=== Exercise requirements ===
Your task is to copy the material exactly.

**** Rows ****

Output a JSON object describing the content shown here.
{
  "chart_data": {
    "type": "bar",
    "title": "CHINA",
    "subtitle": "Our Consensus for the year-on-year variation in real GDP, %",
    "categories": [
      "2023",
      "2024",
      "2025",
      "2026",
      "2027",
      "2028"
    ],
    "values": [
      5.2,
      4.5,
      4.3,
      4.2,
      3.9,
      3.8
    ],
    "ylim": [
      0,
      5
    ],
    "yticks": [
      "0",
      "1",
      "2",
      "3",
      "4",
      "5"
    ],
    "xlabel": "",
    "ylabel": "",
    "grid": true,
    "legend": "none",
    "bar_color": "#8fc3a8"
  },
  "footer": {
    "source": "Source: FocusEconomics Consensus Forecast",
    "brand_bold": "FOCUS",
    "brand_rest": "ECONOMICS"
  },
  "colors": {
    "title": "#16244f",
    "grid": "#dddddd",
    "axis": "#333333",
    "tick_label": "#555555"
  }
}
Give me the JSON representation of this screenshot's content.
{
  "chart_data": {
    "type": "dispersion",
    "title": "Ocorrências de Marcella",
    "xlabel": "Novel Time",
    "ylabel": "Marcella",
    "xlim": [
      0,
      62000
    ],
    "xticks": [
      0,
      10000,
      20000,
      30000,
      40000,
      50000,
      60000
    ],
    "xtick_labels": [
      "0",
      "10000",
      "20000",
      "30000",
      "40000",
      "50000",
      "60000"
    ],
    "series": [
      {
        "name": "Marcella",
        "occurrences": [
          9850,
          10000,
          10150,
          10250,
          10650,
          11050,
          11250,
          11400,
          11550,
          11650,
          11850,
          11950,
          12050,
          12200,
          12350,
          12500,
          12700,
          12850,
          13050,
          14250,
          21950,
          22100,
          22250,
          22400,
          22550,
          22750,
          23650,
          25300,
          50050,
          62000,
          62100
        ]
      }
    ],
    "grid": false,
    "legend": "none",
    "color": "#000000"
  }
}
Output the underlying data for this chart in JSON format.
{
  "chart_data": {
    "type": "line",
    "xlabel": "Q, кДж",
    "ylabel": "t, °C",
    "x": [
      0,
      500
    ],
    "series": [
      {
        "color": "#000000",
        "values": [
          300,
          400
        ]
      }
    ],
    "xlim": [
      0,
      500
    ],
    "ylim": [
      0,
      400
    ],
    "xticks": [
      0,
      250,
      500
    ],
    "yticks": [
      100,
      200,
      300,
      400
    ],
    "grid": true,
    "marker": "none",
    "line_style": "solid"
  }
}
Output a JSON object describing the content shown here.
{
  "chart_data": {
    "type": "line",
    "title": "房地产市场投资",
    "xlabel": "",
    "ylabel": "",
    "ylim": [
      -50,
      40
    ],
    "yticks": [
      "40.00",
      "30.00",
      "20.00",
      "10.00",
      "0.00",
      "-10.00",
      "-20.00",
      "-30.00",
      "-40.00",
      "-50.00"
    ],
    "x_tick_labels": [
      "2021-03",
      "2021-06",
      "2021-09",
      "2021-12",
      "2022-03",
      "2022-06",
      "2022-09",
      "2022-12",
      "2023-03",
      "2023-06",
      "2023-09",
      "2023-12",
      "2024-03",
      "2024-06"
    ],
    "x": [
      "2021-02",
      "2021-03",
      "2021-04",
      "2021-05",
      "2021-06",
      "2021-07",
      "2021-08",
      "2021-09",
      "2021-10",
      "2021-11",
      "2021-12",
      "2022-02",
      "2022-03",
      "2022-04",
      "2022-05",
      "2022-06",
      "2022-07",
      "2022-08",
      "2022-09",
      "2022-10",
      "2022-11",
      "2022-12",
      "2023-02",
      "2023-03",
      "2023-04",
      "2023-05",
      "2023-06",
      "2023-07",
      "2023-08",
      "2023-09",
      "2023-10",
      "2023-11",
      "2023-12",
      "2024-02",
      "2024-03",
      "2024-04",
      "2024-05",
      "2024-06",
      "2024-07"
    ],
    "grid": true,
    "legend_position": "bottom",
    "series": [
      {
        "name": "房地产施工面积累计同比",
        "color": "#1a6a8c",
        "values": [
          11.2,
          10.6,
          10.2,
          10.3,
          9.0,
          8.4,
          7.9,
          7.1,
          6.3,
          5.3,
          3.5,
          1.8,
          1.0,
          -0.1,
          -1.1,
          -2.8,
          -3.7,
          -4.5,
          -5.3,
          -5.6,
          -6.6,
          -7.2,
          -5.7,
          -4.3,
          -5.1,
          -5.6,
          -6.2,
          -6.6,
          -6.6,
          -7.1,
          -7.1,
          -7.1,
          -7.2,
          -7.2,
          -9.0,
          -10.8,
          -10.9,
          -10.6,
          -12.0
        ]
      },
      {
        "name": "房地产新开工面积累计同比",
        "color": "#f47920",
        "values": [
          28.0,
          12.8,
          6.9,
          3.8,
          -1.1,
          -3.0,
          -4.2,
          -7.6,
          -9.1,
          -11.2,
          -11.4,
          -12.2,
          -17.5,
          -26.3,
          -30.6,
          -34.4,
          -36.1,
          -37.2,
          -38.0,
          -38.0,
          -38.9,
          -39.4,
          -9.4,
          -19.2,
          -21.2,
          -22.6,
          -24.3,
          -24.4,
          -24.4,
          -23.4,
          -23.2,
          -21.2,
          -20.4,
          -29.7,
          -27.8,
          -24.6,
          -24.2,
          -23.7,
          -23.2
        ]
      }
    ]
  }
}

****

=== Problem solution ===
Output a JSON object describing the content shown here.
{
  "chart_data": {
    "type": "bar",
    "title": "CHINA",
    "subtitle": "Our Consensus for the year-on-year variation in real GDP, %",
    "categories": [
      "2023",
      "2024",
      "2025",
      "2026",
      "2027",
      "2028"
    ],
    "values": [
      5.2,
      4.5,
      4.3,
      4.2,
      3.9,
      3.8
    ],
    "ylim": [
      0,
      5
    ],
    "yticks": [
      "0",
      "1",
      "2",
      "3",
      "4",
      "5"
    ],
    "xlabel": "",
    "ylabel": "",
    "grid": true,
    "legend": "none",
    "bar_color": "#8fc3a8"
  },
  "footer": {
    "source": "Source: FocusEconomics Consensus Forecast",
    "brand_bold": "FOCUS",
    "brand_rest": "ECONOMICS"
  },
  "colors": {
    "title": "#16244f",
    "grid": "#dddddd",
    "axis": "#333333",
    "tick_label": "#555555"
  }
}
Give me the JSON representation of this screenshot's content.
{
  "chart_data": {
    "type": "dispersion",
    "title": "Ocorrências de Marcella",
    "xlabel": "Novel Time",
    "ylabel": "Marcella",
    "xlim": [
      0,
      62000
    ],
    "xticks": [
      0,
      10000,
      20000,
      30000,
      40000,
      50000,
      60000
    ],
    "xtick_labels": [
      "0",
      "10000",
      "20000",
      "30000",
      "40000",
      "50000",
      "60000"
    ],
    "series": [
      {
        "name": "Marcella",
        "occurrences": [
          9850,
          10000,
          10150,
          10250,
          10650,
          11050,
          11250,
          11400,
          11550,
          11650,
          11850,
          11950,
          12050,
          12200,
          12350,
          12500,
          12700,
          12850,
          13050,
          14250,
          21950,
          22100,
          22250,
          22400,
          22550,
          22750,
          23650,
          25300,
          50050,
          62000,
          62100
        ]
      }
    ],
    "grid": false,
    "legend": "none",
    "color": "#000000"
  }
}
Output the underlying data for this chart in JSON format.
{
  "chart_data": {
    "type": "line",
    "xlabel": "Q, кДж",
    "ylabel": "t, °C",
    "x": [
      0,
      500
    ],
    "series": [
      {
        "color": "#000000",
        "values": [
          300,
          400
        ]
      }
    ],
    "xlim": [
      0,
      500
    ],
    "ylim": [
      0,
      400
    ],
    "xticks": [
      0,
      250,
      500
    ],
    "yticks": [
      100,
      200,
      300,
      400
    ],
    "grid": true,
    "marker": "none",
    "line_style": "solid"
  }
}
Output a JSON object describing the content shown here.
{
  "chart_data": {
    "type": "line",
    "title": "房地产市场投资",
    "xlabel": "",
    "ylabel": "",
    "ylim": [
      -50,
      40
    ],
    "yticks": [
      "40.00",
      "30.00",
      "20.00",
      "10.00",
      "0.00",
      "-10.00",
      "-20.00",
      "-30.00",
      "-40.00",
      "-50.00"
    ],
    "x_tick_labels": [
      "2021-03",
      "2021-06",
      "2021-09",
      "2021-12",
      "2022-03",
      "2022-06",
      "2022-09",
      "2022-12",
      "2023-03",
      "2023-06",
      "2023-09",
      "2023-12",
      "2024-03",
      "2024-06"
    ],
    "x": [
      "2021-02",
      "2021-03",
      "2021-04",
      "2021-05",
      "2021-06",
      "2021-07",
      "2021-08",
      "2021-09",
      "2021-10",
      "2021-11",
      "2021-12",
      "2022-02",
      "2022-03",
      "2022-04",
      "2022-05",
      "2022-06",
      "2022-07",
      "2022-08",
      "2022-09",
      "2022-10",
      "2022-11",
      "2022-12",
      "2023-02",
      "2023-03",
      "2023-04",
      "2023-05",
      "2023-06",
      "2023-07",
      "2023-08",
      "2023-09",
      "2023-10",
      "2023-11",
      "2023-12",
      "2024-02",
      "2024-03",
      "2024-04",
      "2024-05",
      "2024-06",
      "2024-07"
    ],
    "grid": true,
    "legend_position": "bottom",
    "series": [
      {
        "name": "房地产施工面积累计同比",
        "color": "#1a6a8c",
        "values": [
          11.2,
          10.6,
          10.2,
          10.3,
          9.0,
          8.4,
          7.9,
          7.1,
          6.3,
          5.3,
          3.5,
          1.8,
          1.0,
          -0.1,
          -1.1,
          -2.8,
          -3.7,
          -4.5,
          -5.3,
          -5.6,
          -6.6,
          -7.2,
          -5.7,
          -4.3,
          -5.1,
          -5.6,
          -6.2,
          -6.6,
          -6.6,
          -7.1,
          -7.1,
          -7.1,
          -7.2,
          -7.2,
          -9.0,
          -10.8,
          -10.9,
          -10.6,
          -12.0
        ]
      },
      {
        "name": "房地产新开工面积累计同比",
        "color": "#f47920",
        "values": [
          28.0,
          12.8,
          6.9,
          3.8,
          -1.1,
          -3.0,
          -4.2,
          -7.6,
          -9.1,
          -11.2,
          -11.4,
          -12.2,
          -17.5,
          -26.3,
          -30.6,
          -34.4,
          -36.1,
          -37.2,
          -38.0,
          -38.0,
          -38.9,
          -39.4,
          -9.4,
          -19.2,
          -21.2,
          -22.6,
          -24.3,
          -24.4,
          -24.4,
          -23.4,
          -23.2,
          -21.2,
          -20.4,
          -29.7,
          -27.8,
          -24.6,
          -24.2,
          -23.7,
          -23.2
        ]
      }
    ]
  }
}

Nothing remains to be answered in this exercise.